WRITTEN PROBLEM –
Repeat every line of the material, character for character.

EXERCISE DATA –
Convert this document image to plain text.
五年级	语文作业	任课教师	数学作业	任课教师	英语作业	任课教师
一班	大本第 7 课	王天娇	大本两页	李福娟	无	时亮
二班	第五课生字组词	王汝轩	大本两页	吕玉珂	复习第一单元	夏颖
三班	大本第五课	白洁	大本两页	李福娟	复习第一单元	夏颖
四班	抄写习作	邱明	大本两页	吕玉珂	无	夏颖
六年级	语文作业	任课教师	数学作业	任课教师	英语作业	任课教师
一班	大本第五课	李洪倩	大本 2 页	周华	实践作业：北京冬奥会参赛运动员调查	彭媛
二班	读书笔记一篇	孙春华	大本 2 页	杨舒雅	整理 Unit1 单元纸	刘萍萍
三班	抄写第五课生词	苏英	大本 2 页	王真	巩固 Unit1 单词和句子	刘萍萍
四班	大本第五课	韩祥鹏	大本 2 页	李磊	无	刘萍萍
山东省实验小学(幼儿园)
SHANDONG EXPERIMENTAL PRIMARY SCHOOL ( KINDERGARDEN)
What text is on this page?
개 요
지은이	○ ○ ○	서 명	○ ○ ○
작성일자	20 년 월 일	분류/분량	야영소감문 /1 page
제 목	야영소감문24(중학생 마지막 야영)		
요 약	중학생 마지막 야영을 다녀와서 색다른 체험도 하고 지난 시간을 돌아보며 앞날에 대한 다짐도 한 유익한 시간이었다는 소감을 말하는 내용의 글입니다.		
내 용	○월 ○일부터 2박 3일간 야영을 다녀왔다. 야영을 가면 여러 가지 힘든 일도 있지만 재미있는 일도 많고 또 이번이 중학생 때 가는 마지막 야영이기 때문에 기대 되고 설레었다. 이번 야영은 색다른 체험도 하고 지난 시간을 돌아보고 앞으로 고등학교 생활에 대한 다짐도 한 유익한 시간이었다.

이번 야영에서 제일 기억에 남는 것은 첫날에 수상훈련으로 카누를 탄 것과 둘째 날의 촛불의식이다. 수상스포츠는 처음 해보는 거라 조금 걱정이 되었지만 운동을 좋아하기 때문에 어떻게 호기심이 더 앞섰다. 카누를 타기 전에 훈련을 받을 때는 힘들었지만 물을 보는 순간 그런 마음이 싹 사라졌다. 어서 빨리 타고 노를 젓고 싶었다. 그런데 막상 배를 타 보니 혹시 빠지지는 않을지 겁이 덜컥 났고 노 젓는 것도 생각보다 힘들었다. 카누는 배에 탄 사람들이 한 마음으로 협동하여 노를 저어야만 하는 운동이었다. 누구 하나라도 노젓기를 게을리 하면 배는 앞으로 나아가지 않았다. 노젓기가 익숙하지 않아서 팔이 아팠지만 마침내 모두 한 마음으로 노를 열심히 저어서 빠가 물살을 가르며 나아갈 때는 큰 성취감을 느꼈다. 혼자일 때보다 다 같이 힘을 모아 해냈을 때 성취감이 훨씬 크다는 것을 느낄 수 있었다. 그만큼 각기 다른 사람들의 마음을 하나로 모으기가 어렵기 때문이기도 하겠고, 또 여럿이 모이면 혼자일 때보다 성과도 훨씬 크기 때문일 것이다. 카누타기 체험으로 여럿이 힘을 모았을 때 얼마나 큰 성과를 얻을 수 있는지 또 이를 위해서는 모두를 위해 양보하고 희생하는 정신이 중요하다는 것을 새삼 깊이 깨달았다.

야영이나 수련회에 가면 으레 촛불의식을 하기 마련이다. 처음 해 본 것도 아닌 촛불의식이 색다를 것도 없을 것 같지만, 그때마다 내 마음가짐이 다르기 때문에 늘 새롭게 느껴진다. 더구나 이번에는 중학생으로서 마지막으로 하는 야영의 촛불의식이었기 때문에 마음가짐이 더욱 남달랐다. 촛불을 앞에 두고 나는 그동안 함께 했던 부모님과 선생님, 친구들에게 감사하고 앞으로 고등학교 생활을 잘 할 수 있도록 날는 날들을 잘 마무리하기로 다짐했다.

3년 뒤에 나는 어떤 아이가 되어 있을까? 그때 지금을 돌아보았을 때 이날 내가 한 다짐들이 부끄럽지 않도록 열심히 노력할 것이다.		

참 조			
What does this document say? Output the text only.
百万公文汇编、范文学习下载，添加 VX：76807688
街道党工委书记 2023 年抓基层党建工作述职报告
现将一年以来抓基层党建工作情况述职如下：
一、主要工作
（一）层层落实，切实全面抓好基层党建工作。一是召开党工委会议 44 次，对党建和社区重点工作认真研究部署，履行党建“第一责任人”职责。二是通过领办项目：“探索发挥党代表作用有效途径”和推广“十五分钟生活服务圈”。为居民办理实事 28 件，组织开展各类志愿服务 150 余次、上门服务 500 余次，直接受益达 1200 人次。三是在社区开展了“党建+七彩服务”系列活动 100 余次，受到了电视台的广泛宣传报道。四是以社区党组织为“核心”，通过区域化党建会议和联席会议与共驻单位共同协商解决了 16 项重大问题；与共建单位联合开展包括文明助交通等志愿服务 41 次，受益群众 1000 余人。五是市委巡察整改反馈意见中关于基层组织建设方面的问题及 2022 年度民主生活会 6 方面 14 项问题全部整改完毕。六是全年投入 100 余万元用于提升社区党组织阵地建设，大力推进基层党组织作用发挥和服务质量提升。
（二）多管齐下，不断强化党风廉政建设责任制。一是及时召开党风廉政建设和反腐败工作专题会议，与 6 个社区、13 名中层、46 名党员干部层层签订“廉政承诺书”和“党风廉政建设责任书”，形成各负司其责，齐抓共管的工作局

FULL RESPONSE –
Convert this document image to plain text.
五年级	语文作业	任课教师	数学作业	任课教师	英语作业	任课教师
一班	大本第 7 课	王天娇	大本两页	李福娟	无	时亮
二班	第五课生字组词	王汝轩	大本两页	吕玉珂	复习第一单元	夏颖
三班	大本第五课	白洁	大本两页	李福娟	复习第一单元	夏颖
四班	抄写习作	邱明	大本两页	吕玉珂	无	夏颖
六年级	语文作业	任课教师	数学作业	任课教师	英语作业	任课教师
一班	大本第五课	李洪倩	大本 2 页	周华	实践作业：北京冬奥会参赛运动员调查	彭媛
二班	读书笔记一篇	孙春华	大本 2 页	杨舒雅	整理 Unit1 单元纸	刘萍萍
三班	抄写第五课生词	苏英	大本 2 页	王真	巩固 Unit1 单词和句子	刘萍萍
四班	大本第五课	韩祥鹏	大本 2 页	李磊	无	刘萍萍
山东省实验小学(幼儿园)
SHANDONG EXPERIMENTAL PRIMARY SCHOOL ( KINDERGARDEN)
What text is on this page?
개 요
지은이	○ ○ ○	서 명	○ ○ ○
작성일자	20 년 월 일	분류/분량	야영소감문 /1 page
제 목	야영소감문24(중학생 마지막 야영)		
요 약	중학생 마지막 야영을 다녀와서 색다른 체험도 하고 지난 시간을 돌아보며 앞날에 대한 다짐도 한 유익한 시간이었다는 소감을 말하는 내용의 글입니다.		
내 용	○월 ○일부터 2박 3일간 야영을 다녀왔다. 야영을 가면 여러 가지 힘든 일도 있지만 재미있는 일도 많고 또 이번이 중학생 때 가는 마지막 야영이기 때문에 기대 되고 설레었다. 이번 야영은 색다른 체험도 하고 지난 시간을 돌아보고 앞으로 고등학교 생활에 대한 다짐도 한 유익한 시간이었다.

이번 야영에서 제일 기억에 남는 것은 첫날에 수상훈련으로 카누를 탄 것과 둘째 날의 촛불의식이다. 수상스포츠는 처음 해보는 거라 조금 걱정이 되었지만 운동을 좋아하기 때문에 어떻게 호기심이 더 앞섰다. 카누를 타기 전에 훈련을 받을 때는 힘들었지만 물을 보는 순간 그런 마음이 싹 사라졌다. 어서 빨리 타고 노를 젓고 싶었다. 그런데 막상 배를 타 보니 혹시 빠지지는 않을지 겁이 덜컥 났고 노 젓는 것도 생각보다 힘들었다. 카누는 배에 탄 사람들이 한 마음으로 협동하여 노를 저어야만 하는 운동이었다. 누구 하나라도 노젓기를 게을리 하면 배는 앞으로 나아가지 않았다. 노젓기가 익숙하지 않아서 팔이 아팠지만 마침내 모두 한 마음으로 노를 열심히 저어서 빠가 물살을 가르며 나아갈 때는 큰 성취감을 느꼈다. 혼자일 때보다 다 같이 힘을 모아 해냈을 때 성취감이 훨씬 크다는 것을 느낄 수 있었다. 그만큼 각기 다른 사람들의 마음을 하나로 모으기가 어렵기 때문이기도 하겠고, 또 여럿이 모이면 혼자일 때보다 성과도 훨씬 크기 때문일 것이다. 카누타기 체험으로 여럿이 힘을 모았을 때 얼마나 큰 성과를 얻을 수 있는지 또 이를 위해서는 모두를 위해 양보하고 희생하는 정신이 중요하다는 것을 새삼 깊이 깨달았다.

야영이나 수련회에 가면 으레 촛불의식을 하기 마련이다. 처음 해 본 것도 아닌 촛불의식이 색다를 것도 없을 것 같지만, 그때마다 내 마음가짐이 다르기 때문에 늘 새롭게 느껴진다. 더구나 이번에는 중학생으로서 마지막으로 하는 야영의 촛불의식이었기 때문에 마음가짐이 더욱 남달랐다. 촛불을 앞에 두고 나는 그동안 함께 했던 부모님과 선생님, 친구들에게 감사하고 앞으로 고등학교 생활을 잘 할 수 있도록 날는 날들을 잘 마무리하기로 다짐했다.

3년 뒤에 나는 어떤 아이가 되어 있을까? 그때 지금을 돌아보았을 때 이날 내가 한 다짐들이 부끄럽지 않도록 열심히 노력할 것이다.		

참 조			
What does this document say? Output the text only.
百万公文汇编、范文学习下载，添加 VX：76807688
街道党工委书记 2023 年抓基层党建工作述职报告
现将一年以来抓基层党建工作情况述职如下：
一、主要工作
（一）层层落实，切实全面抓好基层党建工作。一是召开党工委会议 44 次，对党建和社区重点工作认真研究部署，履行党建“第一责任人”职责。二是通过领办项目：“探索发挥党代表作用有效途径”和推广“十五分钟生活服务圈”。为居民办理实事 28 件，组织开展各类志愿服务 150 余次、上门服务 500 余次，直接受益达 1200 人次。三是在社区开展了“党建+七彩服务”系列活动 100 余次，受到了电视台的广泛宣传报道。四是以社区党组织为“核心”，通过区域化党建会议和联席会议与共驻单位共同协商解决了 16 项重大问题；与共建单位联合开展包括文明助交通等志愿服务 41 次，受益群众 1000 余人。五是市委巡察整改反馈意见中关于基层组织建设方面的问题及 2022 年度民主生活会 6 方面 14 项问题全部整改完毕。六是全年投入 100 余万元用于提升社区党组织阵地建设，大力推进基层党组织作用发挥和服务质量提升。
（二）多管齐下，不断强化党风廉政建设责任制。一是及时召开党风廉政建设和反腐败工作专题会议，与 6 个社区、13 名中层、46 名党员干部层层签订“廉政承诺书”和“党风廉政建设责任书”，形成各负司其责，齐抓共管的工作局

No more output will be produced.